▶ PROBLEM TO SOLVE
Search the material below for the string "JSON" and extract each line that has it.

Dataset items
[Begin]

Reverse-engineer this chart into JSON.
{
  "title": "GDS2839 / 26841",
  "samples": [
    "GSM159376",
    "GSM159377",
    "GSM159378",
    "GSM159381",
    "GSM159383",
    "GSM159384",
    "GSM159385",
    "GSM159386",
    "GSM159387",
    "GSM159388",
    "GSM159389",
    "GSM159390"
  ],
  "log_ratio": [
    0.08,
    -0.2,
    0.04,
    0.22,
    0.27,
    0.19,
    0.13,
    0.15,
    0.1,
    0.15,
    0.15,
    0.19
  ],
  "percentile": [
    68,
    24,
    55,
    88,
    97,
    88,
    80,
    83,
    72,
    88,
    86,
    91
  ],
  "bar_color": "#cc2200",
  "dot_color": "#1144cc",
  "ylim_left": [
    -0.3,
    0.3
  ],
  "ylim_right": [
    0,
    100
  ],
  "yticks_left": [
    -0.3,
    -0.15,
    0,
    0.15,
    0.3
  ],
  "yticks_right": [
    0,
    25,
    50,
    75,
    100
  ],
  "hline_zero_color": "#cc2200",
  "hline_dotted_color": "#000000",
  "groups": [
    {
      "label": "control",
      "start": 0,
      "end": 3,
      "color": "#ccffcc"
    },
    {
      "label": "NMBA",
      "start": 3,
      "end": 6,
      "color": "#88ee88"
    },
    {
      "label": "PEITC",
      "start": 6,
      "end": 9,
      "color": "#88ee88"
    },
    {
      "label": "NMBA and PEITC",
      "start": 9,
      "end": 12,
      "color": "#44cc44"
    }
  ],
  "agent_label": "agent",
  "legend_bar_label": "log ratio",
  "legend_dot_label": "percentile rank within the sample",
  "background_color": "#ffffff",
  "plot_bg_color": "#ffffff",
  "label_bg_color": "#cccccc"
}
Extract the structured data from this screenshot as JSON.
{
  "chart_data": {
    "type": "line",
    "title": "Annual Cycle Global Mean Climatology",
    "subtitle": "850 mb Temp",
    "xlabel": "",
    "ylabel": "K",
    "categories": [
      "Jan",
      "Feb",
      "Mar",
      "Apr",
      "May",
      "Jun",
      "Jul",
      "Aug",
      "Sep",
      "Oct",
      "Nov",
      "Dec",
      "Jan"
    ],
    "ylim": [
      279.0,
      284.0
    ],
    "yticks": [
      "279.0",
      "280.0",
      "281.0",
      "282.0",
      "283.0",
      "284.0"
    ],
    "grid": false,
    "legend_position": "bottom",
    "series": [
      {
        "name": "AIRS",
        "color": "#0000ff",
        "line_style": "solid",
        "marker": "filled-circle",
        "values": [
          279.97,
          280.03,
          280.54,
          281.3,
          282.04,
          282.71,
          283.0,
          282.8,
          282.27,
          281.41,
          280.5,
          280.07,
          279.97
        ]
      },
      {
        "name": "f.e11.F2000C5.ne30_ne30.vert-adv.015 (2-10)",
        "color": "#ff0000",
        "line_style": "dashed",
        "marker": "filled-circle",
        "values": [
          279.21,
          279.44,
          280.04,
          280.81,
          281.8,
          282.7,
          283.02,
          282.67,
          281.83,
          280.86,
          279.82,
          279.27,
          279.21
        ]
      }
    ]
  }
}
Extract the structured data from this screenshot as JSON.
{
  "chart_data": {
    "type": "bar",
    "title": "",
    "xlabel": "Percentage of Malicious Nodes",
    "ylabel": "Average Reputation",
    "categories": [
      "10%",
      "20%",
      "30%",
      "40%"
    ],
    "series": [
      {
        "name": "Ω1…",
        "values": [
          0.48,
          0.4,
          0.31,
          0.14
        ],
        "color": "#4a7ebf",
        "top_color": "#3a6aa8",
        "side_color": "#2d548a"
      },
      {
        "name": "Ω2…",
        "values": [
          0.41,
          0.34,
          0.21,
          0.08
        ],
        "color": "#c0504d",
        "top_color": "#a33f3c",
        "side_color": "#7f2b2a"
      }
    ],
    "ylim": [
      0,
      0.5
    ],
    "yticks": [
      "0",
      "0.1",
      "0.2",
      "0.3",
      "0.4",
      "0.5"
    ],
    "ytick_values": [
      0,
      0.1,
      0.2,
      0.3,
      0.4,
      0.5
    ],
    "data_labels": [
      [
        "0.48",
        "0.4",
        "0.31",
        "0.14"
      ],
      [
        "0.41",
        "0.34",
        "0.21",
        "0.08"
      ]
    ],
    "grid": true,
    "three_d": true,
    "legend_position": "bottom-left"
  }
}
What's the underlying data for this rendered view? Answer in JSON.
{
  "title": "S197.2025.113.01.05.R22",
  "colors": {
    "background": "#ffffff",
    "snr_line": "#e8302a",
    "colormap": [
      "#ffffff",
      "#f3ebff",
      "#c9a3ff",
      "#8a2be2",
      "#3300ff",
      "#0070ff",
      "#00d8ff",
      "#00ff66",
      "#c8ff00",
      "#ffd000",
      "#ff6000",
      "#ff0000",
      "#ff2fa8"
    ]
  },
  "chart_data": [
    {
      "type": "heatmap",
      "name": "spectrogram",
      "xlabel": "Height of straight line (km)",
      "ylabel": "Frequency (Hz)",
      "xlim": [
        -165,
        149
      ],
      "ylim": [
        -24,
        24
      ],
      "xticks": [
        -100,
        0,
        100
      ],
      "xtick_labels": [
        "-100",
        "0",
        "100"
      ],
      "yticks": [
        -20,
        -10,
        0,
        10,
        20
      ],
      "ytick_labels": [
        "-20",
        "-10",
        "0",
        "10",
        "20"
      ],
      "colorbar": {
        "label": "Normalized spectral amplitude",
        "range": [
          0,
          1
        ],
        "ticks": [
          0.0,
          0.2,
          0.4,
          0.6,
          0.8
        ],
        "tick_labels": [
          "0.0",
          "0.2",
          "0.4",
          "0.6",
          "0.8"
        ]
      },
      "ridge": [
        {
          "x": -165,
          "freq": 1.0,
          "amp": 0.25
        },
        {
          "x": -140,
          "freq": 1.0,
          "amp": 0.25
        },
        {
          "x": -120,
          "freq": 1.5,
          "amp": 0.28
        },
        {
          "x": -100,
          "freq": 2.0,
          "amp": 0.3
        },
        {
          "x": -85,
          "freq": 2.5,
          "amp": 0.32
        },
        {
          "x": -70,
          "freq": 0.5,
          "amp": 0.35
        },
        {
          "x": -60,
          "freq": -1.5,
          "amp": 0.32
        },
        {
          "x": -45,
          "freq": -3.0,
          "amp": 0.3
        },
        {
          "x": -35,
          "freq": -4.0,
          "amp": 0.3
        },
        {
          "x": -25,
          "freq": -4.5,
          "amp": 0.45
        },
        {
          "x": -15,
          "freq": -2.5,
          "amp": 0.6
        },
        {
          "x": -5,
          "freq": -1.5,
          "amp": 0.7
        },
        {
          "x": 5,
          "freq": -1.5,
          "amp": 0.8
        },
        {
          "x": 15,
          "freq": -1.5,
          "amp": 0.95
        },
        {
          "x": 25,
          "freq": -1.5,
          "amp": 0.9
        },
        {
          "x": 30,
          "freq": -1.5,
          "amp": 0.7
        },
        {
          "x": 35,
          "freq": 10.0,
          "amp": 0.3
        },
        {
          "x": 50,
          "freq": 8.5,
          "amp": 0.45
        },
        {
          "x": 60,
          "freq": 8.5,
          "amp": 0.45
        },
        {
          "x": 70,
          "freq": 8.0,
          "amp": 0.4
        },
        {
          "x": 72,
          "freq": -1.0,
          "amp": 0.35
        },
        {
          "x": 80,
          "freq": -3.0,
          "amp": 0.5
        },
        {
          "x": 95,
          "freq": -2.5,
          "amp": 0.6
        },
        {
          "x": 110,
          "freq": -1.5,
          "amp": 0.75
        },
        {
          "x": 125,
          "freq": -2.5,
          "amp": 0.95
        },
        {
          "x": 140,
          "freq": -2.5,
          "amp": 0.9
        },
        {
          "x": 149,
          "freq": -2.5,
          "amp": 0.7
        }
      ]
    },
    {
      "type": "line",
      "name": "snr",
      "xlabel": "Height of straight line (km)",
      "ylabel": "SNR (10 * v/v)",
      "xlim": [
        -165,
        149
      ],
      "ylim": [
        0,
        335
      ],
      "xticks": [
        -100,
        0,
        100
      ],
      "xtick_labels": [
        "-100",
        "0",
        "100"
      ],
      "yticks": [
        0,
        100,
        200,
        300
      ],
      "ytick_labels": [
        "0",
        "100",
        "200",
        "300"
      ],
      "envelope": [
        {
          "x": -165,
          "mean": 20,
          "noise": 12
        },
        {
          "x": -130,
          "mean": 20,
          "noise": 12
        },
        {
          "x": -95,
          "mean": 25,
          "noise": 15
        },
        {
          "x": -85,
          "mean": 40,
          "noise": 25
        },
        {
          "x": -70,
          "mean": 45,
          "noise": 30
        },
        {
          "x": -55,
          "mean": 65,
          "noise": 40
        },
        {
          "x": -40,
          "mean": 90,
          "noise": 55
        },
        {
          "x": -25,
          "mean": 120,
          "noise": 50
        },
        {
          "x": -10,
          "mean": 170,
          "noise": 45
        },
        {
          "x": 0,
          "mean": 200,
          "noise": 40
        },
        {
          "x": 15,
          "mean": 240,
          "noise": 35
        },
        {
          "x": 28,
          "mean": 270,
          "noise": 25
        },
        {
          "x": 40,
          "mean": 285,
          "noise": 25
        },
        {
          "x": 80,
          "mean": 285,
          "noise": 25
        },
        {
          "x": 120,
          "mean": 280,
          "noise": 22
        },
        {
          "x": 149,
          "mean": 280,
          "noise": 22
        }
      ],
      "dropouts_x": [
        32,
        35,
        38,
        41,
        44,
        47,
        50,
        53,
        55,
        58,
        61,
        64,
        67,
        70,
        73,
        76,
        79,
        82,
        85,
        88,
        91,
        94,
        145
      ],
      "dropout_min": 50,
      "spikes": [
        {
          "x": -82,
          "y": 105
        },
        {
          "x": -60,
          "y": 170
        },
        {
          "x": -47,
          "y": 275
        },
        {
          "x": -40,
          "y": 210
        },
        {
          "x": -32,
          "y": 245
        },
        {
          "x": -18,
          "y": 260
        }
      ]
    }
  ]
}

[End]

▶ EXERCISE SOLUTION
Reverse-engineer this chart into JSON.
Extract the structured data from this screenshot as JSON.
Extract the structured data from this screenshot as JSON.
What's the underlying data for this rendered view? Answer in JSON.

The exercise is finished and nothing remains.